Description of the task>
Go through the records and extract every line with the word "this".

Data entries:
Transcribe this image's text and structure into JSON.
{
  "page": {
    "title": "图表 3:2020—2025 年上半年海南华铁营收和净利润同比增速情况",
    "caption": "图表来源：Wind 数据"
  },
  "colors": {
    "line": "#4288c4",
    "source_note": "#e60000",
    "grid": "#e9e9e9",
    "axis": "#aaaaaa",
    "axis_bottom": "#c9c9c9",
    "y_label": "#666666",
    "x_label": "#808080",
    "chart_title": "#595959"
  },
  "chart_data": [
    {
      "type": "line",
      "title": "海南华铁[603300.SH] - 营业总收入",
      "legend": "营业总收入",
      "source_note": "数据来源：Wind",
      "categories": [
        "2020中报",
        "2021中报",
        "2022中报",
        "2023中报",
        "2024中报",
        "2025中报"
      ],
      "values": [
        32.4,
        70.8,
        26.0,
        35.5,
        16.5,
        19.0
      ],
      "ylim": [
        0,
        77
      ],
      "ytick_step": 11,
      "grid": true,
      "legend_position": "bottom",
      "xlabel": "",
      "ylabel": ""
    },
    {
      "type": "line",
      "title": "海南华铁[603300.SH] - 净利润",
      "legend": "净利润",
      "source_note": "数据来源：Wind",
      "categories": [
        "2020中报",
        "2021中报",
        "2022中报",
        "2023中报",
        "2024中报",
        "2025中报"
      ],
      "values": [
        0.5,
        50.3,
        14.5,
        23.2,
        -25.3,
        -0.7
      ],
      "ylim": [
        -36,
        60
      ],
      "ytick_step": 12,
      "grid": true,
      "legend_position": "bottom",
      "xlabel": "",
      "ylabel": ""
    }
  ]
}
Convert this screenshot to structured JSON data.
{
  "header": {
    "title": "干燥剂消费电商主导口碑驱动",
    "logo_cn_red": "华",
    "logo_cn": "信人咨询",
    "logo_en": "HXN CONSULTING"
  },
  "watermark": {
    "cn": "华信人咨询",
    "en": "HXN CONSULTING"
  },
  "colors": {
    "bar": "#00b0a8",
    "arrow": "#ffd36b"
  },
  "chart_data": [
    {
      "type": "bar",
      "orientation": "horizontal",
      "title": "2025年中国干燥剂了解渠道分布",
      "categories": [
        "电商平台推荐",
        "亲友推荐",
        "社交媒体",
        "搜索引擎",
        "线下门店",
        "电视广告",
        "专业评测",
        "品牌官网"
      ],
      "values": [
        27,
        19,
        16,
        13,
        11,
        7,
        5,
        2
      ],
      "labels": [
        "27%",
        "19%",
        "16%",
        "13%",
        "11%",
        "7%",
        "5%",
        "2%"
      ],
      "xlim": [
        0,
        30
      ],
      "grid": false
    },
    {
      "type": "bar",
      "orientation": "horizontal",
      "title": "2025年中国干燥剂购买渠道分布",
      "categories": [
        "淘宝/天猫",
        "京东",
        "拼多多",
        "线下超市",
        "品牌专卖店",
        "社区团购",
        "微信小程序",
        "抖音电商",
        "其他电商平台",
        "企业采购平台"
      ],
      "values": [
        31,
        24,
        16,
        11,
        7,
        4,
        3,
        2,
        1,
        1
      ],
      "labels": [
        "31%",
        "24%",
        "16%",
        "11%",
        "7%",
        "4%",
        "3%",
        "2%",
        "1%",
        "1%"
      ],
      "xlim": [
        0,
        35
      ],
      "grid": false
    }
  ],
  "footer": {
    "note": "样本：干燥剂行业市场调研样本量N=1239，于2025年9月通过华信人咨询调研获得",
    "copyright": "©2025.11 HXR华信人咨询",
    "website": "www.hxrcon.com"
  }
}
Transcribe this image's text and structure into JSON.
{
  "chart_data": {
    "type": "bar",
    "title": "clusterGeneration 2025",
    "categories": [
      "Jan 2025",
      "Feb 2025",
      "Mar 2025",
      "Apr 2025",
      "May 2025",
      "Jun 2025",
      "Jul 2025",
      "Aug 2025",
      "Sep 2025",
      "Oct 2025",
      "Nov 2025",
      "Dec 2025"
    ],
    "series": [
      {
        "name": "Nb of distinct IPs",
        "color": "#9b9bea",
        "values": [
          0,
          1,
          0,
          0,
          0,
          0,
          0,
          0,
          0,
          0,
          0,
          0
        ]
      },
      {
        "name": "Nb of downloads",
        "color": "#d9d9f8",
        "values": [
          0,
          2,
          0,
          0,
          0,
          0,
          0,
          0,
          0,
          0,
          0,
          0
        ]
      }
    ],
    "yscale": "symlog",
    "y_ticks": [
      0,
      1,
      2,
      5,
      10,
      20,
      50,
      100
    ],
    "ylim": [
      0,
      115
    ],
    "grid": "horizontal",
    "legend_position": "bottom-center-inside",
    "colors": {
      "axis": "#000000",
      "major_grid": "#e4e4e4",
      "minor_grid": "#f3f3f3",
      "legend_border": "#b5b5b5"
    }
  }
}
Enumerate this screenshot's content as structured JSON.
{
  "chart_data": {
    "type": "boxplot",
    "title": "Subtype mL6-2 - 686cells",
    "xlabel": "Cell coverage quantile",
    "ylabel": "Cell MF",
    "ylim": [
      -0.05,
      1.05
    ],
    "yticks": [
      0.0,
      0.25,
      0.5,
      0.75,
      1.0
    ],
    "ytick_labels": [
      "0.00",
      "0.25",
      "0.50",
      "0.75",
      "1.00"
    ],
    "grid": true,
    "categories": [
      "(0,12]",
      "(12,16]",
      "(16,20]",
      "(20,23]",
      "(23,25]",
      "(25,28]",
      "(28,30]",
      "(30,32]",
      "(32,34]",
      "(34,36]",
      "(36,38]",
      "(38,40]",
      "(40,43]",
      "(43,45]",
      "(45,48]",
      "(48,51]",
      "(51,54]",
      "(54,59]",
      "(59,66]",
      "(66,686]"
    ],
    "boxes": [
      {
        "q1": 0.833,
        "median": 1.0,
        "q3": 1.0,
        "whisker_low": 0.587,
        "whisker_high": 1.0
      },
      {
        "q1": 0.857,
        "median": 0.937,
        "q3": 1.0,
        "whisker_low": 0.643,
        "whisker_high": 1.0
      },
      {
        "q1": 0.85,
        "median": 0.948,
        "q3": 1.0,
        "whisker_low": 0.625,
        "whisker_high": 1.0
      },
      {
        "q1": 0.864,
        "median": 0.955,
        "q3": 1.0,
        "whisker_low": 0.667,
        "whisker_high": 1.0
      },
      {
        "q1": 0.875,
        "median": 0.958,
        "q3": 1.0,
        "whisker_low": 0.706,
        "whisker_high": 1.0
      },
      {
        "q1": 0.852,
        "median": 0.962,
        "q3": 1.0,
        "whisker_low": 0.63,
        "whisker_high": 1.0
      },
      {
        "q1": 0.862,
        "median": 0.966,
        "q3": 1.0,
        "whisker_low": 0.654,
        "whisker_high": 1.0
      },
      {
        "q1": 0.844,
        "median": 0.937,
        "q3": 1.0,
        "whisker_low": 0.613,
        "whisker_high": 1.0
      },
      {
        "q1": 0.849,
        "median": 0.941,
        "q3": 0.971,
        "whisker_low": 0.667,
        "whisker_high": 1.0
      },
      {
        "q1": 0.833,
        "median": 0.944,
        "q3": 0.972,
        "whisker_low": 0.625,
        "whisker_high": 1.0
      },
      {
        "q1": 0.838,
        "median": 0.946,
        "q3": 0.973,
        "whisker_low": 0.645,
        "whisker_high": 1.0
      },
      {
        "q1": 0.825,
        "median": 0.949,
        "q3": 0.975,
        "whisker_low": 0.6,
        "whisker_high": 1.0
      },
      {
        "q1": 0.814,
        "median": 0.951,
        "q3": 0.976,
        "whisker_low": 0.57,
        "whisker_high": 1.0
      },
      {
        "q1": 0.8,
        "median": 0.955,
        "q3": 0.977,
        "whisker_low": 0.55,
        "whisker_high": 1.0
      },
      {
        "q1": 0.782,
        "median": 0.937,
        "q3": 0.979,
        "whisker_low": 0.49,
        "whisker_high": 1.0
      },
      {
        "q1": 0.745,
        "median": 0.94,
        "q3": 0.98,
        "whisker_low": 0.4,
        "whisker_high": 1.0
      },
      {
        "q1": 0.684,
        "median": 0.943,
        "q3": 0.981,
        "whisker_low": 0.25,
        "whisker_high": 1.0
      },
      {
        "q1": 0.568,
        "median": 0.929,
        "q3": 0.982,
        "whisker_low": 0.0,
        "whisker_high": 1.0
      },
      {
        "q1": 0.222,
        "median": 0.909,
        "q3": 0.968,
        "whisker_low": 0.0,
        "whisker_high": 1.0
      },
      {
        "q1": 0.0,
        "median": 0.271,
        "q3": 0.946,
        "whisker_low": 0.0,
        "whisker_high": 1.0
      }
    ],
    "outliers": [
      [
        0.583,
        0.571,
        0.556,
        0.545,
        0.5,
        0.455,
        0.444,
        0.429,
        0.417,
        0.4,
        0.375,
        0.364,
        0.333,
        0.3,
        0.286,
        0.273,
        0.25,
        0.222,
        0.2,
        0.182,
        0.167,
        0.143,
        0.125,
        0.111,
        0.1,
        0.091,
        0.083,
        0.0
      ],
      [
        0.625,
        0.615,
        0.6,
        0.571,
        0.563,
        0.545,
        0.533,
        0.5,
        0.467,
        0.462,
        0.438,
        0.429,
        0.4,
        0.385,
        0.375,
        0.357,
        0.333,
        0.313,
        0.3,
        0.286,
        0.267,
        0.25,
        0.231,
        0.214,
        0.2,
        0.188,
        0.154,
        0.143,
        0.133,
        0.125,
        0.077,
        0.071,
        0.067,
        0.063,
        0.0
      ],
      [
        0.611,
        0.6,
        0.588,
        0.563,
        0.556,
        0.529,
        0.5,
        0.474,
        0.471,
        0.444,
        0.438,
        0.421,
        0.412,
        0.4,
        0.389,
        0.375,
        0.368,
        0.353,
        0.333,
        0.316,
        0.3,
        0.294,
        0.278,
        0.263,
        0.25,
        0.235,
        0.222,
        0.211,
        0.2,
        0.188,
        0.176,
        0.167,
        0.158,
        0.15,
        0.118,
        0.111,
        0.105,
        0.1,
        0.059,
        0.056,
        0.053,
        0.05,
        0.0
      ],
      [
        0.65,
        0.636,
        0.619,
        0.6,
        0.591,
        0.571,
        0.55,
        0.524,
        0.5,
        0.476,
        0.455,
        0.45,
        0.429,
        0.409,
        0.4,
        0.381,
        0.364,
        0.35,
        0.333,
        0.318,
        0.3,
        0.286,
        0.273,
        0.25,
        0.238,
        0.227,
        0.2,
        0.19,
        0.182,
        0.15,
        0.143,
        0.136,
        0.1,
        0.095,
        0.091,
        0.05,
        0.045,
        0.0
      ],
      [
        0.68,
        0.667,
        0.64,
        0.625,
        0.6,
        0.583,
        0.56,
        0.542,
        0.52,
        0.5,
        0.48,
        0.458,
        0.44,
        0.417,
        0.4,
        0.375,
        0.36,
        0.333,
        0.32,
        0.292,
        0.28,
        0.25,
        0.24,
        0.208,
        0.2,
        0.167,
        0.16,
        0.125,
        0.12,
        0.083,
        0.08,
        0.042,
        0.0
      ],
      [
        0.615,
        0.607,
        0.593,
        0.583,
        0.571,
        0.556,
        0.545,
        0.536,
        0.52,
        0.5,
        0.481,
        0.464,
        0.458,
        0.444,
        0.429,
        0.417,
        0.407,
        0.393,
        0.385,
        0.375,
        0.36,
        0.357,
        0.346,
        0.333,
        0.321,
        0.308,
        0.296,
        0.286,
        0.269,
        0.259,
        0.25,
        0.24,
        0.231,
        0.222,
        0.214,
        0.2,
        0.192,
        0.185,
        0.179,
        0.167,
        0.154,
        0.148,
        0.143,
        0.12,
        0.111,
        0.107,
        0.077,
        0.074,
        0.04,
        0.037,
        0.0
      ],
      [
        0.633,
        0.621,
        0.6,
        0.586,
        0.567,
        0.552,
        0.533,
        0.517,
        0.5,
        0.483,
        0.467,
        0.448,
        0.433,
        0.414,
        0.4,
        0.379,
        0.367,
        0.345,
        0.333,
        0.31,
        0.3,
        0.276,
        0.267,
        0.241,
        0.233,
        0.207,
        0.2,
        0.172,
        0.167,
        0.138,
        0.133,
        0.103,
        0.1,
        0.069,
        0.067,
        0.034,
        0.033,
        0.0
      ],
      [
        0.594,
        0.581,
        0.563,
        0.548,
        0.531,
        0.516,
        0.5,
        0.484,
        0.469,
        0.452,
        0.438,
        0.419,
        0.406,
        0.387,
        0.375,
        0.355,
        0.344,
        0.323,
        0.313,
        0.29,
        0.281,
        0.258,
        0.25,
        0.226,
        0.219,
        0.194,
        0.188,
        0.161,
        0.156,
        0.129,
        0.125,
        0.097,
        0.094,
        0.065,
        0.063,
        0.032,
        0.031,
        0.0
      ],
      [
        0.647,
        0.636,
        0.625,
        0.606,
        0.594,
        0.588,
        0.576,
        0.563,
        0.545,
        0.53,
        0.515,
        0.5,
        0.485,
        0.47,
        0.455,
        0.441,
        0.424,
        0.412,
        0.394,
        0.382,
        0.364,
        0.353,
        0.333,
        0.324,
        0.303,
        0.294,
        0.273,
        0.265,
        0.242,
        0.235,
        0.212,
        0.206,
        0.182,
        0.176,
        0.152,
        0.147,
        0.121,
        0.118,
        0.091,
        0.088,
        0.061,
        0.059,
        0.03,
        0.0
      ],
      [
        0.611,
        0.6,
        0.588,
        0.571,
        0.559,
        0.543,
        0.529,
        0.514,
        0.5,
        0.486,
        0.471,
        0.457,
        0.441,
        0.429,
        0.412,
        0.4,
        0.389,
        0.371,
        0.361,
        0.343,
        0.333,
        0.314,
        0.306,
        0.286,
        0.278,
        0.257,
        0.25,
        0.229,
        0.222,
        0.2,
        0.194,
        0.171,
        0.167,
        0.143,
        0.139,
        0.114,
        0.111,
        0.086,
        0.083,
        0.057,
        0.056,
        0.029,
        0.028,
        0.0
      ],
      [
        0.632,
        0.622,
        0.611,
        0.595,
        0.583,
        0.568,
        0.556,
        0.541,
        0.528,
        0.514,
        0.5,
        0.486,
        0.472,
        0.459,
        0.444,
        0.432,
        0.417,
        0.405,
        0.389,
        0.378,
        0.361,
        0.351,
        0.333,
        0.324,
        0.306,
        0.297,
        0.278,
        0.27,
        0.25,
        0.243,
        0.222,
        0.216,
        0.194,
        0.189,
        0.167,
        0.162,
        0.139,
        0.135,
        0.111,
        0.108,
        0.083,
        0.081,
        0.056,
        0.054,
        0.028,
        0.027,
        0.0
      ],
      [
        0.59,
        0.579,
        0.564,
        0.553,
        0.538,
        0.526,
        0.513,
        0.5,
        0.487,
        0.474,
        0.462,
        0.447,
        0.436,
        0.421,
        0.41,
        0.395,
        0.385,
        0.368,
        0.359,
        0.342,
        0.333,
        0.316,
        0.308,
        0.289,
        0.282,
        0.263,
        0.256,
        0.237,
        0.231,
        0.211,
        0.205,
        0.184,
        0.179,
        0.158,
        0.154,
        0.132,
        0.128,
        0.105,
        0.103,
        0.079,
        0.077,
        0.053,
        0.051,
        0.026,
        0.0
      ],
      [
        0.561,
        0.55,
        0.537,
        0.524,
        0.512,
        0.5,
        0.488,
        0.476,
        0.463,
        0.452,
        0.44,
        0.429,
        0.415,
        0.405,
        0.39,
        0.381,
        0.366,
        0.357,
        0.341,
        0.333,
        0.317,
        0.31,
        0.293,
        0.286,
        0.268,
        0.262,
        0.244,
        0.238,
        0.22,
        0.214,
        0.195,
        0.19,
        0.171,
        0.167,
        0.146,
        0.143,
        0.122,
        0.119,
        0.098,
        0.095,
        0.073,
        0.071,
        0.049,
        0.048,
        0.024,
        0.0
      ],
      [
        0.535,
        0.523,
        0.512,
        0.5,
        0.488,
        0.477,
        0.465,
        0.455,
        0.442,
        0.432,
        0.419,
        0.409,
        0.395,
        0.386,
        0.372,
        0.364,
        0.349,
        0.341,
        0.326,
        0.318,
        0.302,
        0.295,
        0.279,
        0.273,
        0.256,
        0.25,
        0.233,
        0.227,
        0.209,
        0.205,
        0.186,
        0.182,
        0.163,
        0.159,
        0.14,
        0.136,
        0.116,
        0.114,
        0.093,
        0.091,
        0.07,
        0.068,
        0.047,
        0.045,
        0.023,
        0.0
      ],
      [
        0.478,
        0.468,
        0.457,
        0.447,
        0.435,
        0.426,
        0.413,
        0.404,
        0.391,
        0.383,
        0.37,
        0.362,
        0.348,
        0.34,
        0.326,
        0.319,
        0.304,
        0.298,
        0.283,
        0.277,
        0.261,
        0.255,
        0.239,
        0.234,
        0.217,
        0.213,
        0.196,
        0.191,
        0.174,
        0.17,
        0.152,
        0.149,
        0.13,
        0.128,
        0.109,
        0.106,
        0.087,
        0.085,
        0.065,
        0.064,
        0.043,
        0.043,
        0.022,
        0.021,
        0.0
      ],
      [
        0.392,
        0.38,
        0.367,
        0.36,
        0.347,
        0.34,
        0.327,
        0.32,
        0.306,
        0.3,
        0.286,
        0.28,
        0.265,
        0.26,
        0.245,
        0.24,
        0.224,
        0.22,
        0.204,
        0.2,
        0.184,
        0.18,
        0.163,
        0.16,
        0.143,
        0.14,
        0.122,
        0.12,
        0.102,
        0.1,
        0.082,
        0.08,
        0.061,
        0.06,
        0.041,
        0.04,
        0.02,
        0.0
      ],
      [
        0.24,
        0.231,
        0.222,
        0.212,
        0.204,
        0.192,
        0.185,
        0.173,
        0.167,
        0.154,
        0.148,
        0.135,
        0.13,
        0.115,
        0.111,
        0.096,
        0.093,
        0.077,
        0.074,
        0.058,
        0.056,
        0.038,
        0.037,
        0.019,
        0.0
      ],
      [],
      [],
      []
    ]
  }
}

Full output>
Transcribe this image's text and structure into JSON.
Convert this screenshot to structured JSON data.
Transcribe this image's text and structure into JSON.
Enumerate this screenshot's content as structured JSON.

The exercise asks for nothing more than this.